Using the passage on inflammation and right ventricular function, answer each question on its own numbered line:
1. Which cytokine's levels are independently associated with RV dysfunction in patients with PAH?
2. At baseline in mouse studies, how does the RV's count of macrophages and dendritic cells compare with the LV's?
3. In the open-label study of anakinra, how many patients took part?

Excerpt provided:
══════════════════════════════
Inflammatory mediators are thought to promote adverse RV remodeling and dysfunction (87), which is supported by observations demonstrating an inverse correlation between inflammatory cytokine levels and RV function in PAH. IL-6 levels are independently associated with RV dysfunction in patients with PAH (88), and increased plasma levels of plasma CXC-chemokine ligand (CXCL) 10, CXCL12, and CXCL16 are associated with RV dysfunction in patients with IPAH (89). Macrophages (90), mast cells (91), leukocytes (92), neutrophils (90), and inflammatory cytokines including chemokines (C-C motif chemokine [CCL] 2, CCL5, CXCL6, CXCL9, CXCL10, CXCL12, CXCL13, CXCL16, and C-X3-C motif chemokine ligand 1) (93), tumor necrosis factor-α (90,93), IL-1 (93), IL-6 (and downregulation of IL-10) (93), and nuclear factor kappa B (94) are upregulated in RV pressure overload animal models.
There are inherent differences in the inflammatory cell populations in the LV and RV, suggesting inflammation may have different effects on each ventricle. Mouse studies show the RV has a 4-fold increase in macrophages and dendritic cells at baseline compared with the LV (95). Perhaps pathological inflammation may disproportionately affect the RV, and therefore anti-inflammatory therapies may preferentially augment RV function.
Clinical trials investigating the effects of antagonizing IL-1 (anakinra), IL-6 (tocilizumab), and CD20 on B cells (rituximab) in PAH are completed (Table 3), but not all of the results are available. In an open-label study of 10 patients with PAH, anakinra significantly reduced heart failure symptom burden 2 weeks after treatment, suggesting that it may be beneficial to the RV (96). Certainly, anti-inflammatory therapies are not RV specific, but analysis of hemodynamic changes in these trials may allow us to understand if the advantageous effects are mediated by alterations in the pulmonary vasculature or directly targeting the RV.
══════════════════════════════
Information shown:
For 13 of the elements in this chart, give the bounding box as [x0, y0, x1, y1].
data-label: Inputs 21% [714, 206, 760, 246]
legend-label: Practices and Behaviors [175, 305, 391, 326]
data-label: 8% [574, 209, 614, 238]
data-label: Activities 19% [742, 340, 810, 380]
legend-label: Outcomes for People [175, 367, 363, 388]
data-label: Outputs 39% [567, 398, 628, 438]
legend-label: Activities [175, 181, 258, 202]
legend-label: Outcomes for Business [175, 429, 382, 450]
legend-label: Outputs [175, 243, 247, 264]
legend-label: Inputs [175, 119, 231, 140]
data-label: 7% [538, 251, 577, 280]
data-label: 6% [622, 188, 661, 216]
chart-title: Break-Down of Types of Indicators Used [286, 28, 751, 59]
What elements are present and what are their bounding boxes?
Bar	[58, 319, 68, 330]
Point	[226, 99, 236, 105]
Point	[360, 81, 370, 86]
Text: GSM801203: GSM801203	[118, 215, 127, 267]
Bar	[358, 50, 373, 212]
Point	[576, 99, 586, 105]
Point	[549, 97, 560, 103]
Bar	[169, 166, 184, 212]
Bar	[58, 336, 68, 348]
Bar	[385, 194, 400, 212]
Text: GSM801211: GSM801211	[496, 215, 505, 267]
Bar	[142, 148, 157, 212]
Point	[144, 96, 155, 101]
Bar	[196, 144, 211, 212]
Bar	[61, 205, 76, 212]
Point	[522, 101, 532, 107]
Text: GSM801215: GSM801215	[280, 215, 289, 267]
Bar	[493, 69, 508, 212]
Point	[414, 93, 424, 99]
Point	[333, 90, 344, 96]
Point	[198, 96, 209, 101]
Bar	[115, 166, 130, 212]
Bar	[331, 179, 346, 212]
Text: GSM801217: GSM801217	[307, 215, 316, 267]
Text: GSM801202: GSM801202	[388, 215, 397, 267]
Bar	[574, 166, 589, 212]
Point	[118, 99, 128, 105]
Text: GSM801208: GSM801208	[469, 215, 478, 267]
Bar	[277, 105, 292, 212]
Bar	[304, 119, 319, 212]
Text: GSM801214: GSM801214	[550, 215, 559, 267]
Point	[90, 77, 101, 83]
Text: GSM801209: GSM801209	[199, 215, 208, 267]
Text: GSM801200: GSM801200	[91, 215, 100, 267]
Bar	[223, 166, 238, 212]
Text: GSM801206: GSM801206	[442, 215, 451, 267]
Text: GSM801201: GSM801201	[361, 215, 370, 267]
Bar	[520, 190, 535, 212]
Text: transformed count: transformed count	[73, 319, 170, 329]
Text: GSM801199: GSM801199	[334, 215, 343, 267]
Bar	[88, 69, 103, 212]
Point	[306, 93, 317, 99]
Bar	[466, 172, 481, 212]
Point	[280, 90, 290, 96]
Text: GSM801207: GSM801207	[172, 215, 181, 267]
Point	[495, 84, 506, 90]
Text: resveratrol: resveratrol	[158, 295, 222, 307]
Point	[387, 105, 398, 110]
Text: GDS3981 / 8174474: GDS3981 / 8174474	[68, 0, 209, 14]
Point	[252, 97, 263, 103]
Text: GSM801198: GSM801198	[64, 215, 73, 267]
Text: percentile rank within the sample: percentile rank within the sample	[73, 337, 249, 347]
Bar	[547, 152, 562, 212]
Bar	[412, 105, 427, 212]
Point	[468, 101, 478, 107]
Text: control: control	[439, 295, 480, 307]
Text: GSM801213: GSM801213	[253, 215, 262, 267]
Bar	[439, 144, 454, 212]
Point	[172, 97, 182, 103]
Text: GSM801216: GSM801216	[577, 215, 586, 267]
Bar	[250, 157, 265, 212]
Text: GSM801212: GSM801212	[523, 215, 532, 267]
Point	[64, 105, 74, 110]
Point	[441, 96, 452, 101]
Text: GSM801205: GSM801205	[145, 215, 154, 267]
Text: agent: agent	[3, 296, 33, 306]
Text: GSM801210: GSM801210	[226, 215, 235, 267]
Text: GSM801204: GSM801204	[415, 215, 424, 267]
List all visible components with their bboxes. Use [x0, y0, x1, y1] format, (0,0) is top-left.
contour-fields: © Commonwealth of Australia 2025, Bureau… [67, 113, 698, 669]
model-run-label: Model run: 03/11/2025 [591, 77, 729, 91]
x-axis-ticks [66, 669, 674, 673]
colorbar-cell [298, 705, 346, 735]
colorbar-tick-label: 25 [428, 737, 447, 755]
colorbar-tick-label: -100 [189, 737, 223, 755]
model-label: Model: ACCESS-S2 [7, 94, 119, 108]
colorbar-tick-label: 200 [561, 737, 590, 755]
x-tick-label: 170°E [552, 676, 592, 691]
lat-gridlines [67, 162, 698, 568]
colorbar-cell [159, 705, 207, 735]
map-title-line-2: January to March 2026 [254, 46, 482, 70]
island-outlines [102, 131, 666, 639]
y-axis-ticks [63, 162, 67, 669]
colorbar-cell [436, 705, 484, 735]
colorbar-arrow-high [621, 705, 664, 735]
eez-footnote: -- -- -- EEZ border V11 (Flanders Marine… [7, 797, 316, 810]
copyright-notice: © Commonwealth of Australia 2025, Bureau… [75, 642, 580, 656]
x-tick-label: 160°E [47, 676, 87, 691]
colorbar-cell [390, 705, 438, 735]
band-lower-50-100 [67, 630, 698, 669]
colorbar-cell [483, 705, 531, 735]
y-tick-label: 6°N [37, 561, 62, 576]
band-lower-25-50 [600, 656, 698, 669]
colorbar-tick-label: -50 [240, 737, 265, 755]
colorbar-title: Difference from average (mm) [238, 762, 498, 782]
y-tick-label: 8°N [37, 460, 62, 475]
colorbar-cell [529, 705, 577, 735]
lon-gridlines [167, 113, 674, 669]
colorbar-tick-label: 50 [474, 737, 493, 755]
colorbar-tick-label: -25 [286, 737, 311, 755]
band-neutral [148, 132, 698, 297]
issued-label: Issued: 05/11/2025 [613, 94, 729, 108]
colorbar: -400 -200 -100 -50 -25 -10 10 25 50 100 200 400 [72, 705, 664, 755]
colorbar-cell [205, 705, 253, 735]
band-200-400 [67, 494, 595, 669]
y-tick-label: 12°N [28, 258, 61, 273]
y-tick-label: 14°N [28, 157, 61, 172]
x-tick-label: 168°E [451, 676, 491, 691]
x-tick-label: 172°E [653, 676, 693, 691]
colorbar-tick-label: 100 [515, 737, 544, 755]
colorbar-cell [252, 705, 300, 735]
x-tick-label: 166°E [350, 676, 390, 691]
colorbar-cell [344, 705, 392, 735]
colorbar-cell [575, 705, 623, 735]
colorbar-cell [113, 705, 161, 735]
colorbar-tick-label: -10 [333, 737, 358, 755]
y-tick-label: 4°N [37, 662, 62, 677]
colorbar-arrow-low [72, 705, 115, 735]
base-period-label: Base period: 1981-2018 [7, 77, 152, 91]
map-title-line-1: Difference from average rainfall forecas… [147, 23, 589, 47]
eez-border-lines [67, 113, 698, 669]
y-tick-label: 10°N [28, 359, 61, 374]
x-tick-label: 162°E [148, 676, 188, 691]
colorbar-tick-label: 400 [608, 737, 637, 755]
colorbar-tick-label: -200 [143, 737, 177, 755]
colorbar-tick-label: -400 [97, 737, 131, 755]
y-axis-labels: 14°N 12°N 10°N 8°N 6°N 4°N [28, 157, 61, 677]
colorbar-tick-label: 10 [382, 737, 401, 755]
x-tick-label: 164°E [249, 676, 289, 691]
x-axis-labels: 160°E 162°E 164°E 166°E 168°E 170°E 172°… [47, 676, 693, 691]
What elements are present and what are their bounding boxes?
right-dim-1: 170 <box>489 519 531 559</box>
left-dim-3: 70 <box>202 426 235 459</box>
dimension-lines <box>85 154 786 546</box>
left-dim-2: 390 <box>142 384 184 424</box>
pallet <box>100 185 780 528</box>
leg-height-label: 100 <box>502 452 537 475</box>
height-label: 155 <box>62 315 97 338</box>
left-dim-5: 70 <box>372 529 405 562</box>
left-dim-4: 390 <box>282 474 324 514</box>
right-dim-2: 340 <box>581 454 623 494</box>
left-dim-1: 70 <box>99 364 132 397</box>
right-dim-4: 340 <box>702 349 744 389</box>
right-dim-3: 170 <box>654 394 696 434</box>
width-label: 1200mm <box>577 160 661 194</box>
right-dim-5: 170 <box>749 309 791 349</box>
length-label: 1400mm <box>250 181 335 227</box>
══════════════════════════════
Answer section:
1. IL-6
2. The RV has a 4-fold increase compared with the LV.
3. 10 patients